((

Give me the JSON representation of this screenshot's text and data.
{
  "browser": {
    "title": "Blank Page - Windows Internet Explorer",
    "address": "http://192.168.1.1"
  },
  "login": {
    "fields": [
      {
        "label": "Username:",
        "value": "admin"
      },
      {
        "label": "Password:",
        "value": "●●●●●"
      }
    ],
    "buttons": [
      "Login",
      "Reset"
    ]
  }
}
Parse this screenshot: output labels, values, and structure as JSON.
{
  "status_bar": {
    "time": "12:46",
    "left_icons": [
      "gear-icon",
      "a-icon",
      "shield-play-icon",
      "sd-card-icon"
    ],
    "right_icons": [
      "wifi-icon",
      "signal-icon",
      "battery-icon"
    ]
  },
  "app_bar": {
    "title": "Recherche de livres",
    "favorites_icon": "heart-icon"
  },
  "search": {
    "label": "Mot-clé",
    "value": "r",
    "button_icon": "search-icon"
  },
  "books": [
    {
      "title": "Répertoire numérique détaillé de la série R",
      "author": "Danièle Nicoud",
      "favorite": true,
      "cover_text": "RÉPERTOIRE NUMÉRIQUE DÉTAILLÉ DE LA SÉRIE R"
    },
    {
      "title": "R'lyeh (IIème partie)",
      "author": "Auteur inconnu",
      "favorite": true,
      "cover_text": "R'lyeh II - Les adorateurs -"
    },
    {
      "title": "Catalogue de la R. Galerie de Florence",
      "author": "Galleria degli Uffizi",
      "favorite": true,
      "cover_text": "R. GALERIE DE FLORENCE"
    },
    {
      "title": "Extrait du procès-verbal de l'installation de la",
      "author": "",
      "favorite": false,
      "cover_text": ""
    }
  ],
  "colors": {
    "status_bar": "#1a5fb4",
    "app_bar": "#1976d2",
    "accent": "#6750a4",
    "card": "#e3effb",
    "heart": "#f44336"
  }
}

))

Problem statement -
Establish how many lines of the material above hold the word "JSON". Nothing but the count should be returned.

Exercise answer -
2